> **Given information**:
┌──
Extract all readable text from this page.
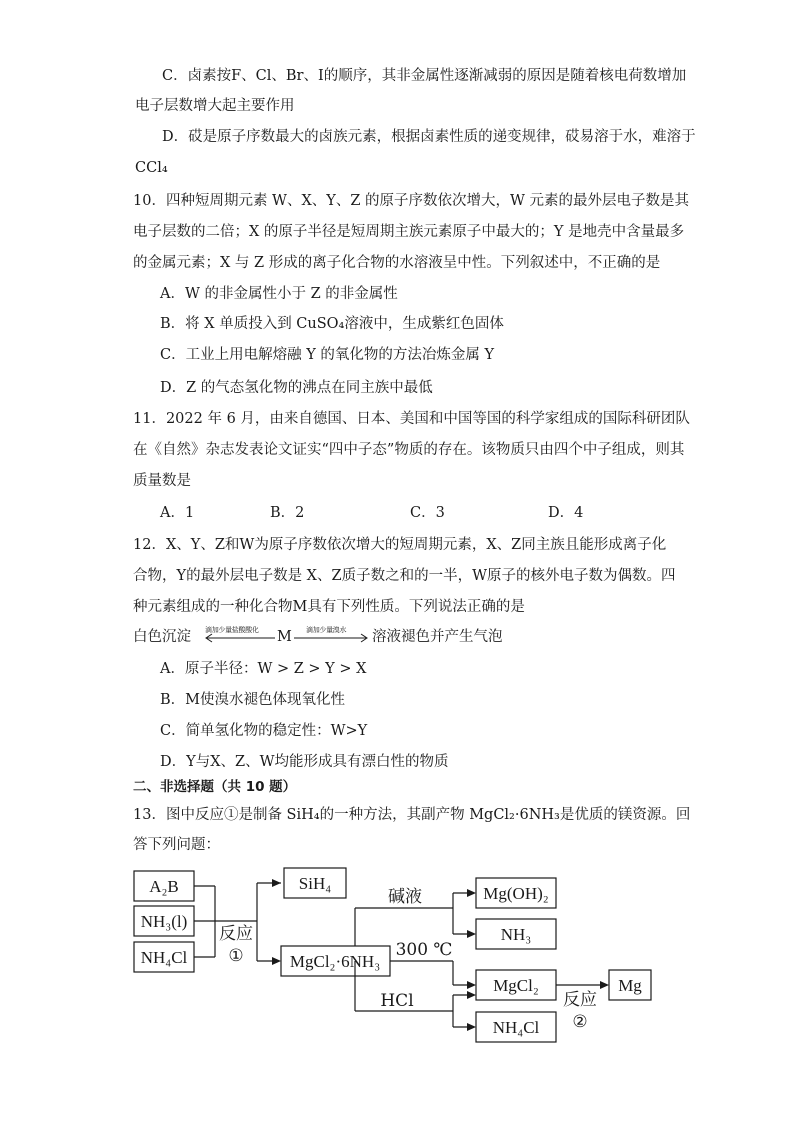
C．卤素按F、Cl、Br、I的顺序，其非金属性逐渐减弱的原因是随着核电荷数增加
电子层数增大起主要作用
D．砹是原子序数最大的卤族元素，根据卤素性质的递变规律，砹易溶于水，难溶于
CCl₄
10．四种短周期元素 W、X、Y、Z 的原子序数依次增大，W 元素的最外层电子数是其
电子层数的二倍；X 的原子半径是短周期主族元素原子中最大的；Y 是地壳中含量最多
的金属元素；X 与 Z 形成的离子化合物的水溶液呈中性。下列叙述中，不正确的是
A．W 的非金属性小于 Z 的非金属性
B．将 X 单质投入到 CuSO₄溶液中，生成紫红色固体
C．工业上用电解熔融 Y 的氧化物的方法冶炼金属 Y
D．Z 的气态氢化物的沸点在同主族中最低
11．2022 年 6 月，由来自德国、日本、美国和中国等国的科学家组成的国际科研团队
在《自然》杂志发表论文证实“四中子态”物质的存在。该物质只由四个中子组成，则其
质量数是
A．1	B．2	C．3	D．4
12．X、Y、Z和W为原子序数依次增大的短周期元素，X、Z同主族且能形成离子化
合物，Y的最外层电子数是 X、Z质子数之和的一半，W原子的核外电子数为偶数。四
种元素组成的一种化合物M具有下列性质。下列说法正确的是
白色沉淀 滴加少量盐酸酸化 M 滴加少量溴水 溶液褪色并产生气泡
A．原子半径：W > Z > Y > X
B．M使溴水褪色体现氧化性
C．简单氢化物的稳定性：W>Y
D．Y与X、Z、W均能形成具有漂白性的物质
二、非选择题（共 10 题）
13．图中反应①是制备 SiH₄的一种方法，其副产物 MgCl₂·6NH₃是优质的镁资源。回
答下列问题：
A₂B
NH₃(l)
NH₄Cl
SiH₄
MgCl₂·6NH₃
Mg(OH)₂
NH₃
MgCl₂
NH₄Cl
Mg
反应
①
碱液
300 ℃
HCl	反应
②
└──
> **Exercise aim**:
Your task is to transcribe all of the records precisely, with no images included.

> **Written response**:
Extract all readable text from this page.
C．卤素按F、Cl、Br、I的顺序，其非金属性逐渐减弱的原因是随着核电荷数增加
电子层数增大起主要作用
D．砹是原子序数最大的卤族元素，根据卤素性质的递变规律，砹易溶于水，难溶于
CCl₄
10．四种短周期元素 W、X、Y、Z 的原子序数依次增大，W 元素的最外层电子数是其
电子层数的二倍；X 的原子半径是短周期主族元素原子中最大的；Y 是地壳中含量最多
的金属元素；X 与 Z 形成的离子化合物的水溶液呈中性。下列叙述中，不正确的是
A．W 的非金属性小于 Z 的非金属性
B．将 X 单质投入到 CuSO₄溶液中，生成紫红色固体
C．工业上用电解熔融 Y 的氧化物的方法冶炼金属 Y
D．Z 的气态氢化物的沸点在同主族中最低
11．2022 年 6 月，由来自德国、日本、美国和中国等国的科学家组成的国际科研团队
在《自然》杂志发表论文证实“四中子态”物质的存在。该物质只由四个中子组成，则其
质量数是
A．1	B．2	C．3	D．4
12．X、Y、Z和W为原子序数依次增大的短周期元素，X、Z同主族且能形成离子化
合物，Y的最外层电子数是 X、Z质子数之和的一半，W原子的核外电子数为偶数。四
种元素组成的一种化合物M具有下列性质。下列说法正确的是
白色沉淀 滴加少量盐酸酸化 M 滴加少量溴水 溶液褪色并产生气泡
A．原子半径：W > Z > Y > X
B．M使溴水褪色体现氧化性
C．简单氢化物的稳定性：W>Y
D．Y与X、Z、W均能形成具有漂白性的物质
二、非选择题（共 10 题）
13．图中反应①是制备 SiH₄的一种方法，其副产物 MgCl₂·6NH₃是优质的镁资源。回
答下列问题：
A₂B
NH₃(l)
NH₄Cl
SiH₄
MgCl₂·6NH₃
Mg(OH)₂
NH₃
MgCl₂
NH₄Cl
Mg
反应
①
碱液
300 ℃
HCl	反应
②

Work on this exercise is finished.